TEXTO:

Porque não era do “interesse americano” que governos esquerdistas se
propagassem na América do Sul, quando a União Soviética era poderosa e uma
ameaça. Sabia perfeitamente da repressão violenta dos governos militares, até
com torturas de dissidentes, mas não mexeram uma palha para derrubar tais
governos. Tudo depende do interesse do momento, não do conceito de democracia.
Esta é uma palavra de elástico significado, tanto assim que os países do leste
europeu, sob domínio de Stálin, chamavam-se “Repúblicas Democráticas”. A
Alemanha ocupada denominava-se “República Democrática Alemã”.

MATERIAL FORNECIDO:
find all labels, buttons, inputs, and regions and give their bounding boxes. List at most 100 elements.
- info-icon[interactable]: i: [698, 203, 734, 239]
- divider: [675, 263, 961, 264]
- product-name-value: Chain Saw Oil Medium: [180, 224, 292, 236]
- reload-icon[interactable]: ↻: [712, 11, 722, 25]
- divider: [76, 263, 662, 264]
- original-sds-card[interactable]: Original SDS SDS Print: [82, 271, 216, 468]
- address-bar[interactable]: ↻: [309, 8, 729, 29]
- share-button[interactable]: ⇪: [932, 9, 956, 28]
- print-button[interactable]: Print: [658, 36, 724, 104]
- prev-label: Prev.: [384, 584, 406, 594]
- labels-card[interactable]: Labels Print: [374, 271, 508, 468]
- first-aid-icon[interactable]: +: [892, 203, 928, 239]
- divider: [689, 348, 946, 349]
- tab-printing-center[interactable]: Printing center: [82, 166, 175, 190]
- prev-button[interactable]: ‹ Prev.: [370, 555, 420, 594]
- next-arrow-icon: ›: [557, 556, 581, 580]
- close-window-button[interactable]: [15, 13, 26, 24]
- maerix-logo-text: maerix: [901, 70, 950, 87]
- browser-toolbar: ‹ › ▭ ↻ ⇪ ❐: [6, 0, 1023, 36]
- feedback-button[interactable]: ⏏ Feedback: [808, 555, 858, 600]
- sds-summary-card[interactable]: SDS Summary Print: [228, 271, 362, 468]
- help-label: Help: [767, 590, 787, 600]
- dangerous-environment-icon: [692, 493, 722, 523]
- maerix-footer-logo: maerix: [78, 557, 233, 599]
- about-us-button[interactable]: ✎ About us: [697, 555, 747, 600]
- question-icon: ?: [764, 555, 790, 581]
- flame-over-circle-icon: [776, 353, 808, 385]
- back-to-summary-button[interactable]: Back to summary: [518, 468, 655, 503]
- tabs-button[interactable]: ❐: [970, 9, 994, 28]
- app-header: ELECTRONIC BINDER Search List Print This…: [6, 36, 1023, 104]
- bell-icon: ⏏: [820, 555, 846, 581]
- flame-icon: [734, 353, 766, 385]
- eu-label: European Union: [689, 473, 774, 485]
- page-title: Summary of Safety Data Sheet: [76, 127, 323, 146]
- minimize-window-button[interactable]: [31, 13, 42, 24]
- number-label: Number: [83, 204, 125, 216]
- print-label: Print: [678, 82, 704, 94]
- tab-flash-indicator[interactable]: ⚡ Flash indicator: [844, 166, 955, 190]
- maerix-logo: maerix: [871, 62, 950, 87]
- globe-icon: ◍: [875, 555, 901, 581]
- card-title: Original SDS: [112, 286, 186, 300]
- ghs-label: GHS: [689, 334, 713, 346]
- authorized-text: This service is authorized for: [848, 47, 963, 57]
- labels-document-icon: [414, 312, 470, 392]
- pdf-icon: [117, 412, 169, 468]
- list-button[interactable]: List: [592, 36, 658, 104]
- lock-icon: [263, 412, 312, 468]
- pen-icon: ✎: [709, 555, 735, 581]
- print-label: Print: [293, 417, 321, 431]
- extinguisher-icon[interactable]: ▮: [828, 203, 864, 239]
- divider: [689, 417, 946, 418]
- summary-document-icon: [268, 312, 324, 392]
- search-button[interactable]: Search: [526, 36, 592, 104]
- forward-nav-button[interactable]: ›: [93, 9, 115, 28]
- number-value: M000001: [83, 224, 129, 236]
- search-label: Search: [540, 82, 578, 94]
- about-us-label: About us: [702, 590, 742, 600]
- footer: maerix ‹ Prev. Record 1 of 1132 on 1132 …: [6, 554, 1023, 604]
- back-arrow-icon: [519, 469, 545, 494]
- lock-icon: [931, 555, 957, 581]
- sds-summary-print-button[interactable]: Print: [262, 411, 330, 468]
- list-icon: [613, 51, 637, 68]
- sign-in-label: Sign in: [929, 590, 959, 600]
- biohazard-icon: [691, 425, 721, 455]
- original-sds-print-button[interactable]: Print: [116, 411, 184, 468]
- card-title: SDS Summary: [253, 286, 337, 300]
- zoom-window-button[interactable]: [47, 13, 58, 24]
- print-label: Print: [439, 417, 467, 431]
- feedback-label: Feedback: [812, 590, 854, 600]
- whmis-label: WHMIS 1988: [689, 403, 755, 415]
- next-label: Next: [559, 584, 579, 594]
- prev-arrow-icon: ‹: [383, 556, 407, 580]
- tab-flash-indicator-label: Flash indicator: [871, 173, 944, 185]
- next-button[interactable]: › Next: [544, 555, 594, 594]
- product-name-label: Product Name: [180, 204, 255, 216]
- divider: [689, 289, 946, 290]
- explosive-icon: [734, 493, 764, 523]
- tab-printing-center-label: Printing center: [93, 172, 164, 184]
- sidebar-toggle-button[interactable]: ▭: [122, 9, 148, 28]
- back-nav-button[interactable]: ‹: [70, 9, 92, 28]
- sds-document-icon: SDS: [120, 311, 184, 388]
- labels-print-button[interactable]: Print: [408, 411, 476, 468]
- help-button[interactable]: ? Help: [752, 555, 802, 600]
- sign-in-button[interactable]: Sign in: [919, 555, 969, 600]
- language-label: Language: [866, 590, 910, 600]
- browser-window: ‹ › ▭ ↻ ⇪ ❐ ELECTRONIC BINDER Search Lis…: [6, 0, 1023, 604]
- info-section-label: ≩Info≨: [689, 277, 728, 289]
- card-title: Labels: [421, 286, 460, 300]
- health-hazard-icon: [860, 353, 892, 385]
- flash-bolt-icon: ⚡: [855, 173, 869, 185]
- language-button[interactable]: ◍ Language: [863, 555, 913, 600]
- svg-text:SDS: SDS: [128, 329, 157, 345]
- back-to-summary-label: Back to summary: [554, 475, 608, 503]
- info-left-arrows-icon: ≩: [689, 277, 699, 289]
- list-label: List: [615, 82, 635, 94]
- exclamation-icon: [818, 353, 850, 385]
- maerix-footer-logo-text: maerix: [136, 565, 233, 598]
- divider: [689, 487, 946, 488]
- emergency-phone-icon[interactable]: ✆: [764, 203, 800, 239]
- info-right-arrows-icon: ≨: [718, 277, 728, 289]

TAREFAS DO EXERCÍCIO:
**A.** Segundo o texto sobre democracia, que nome tinha a Alemanha ocupada?
**B.** Reescreva o trecho do texto sobre democracia que começa pelas palavras "Porque não era" e termina em "conceito de democracia.", substituindo "repressão violenta" por "perseguição brutal".
**C.** Dê continuidade ao texto sobre democracia e interesse americano a partir do ponto em que ele termina.

RESPOSTAS:
**A.** "República Democrática Alemã".

**B.**
Porque não era do “interesse americano” que governos esquerdistas se
propagassem na América do Sul, quando a União Soviética era poderosa e uma
ameaça. Sabia perfeitamente da perseguição brutal dos governos militares, até
com torturas de dissidentes, mas não mexeram uma palha para derrubar tais
governos. Tudo depende do interesse do momento, não do conceito de democracia.

**C.**
Embora eu seja a
favor de um futuro governo mundial, em que cada país ceda uma parcela de sua
soberania à um governo mundial central — evitando a utilização da força para
solucionar pendências entre estados — o fato inescondível é que hoje, na atual
conformação jurídica do mundo, ainda vigora a soberania. Isto é, cabe a cada
país decidir, ele mesmo, como deve ser sua estrutura de governo. Se, por mero
exemplo, o Brasil decidisse restaurar a monarquia, ou se tornar socialista, ou
de extrema direita, os demais países não poderiam impor sanções contra essa
pretensão porque a soberania está no seu povo, não na opinião de outros povos,
ou governos. Tudo isso que estou dizendo aqui é elementar. Mas é esse
“elementar” que está sendo violado agora no Conselho de Segurança.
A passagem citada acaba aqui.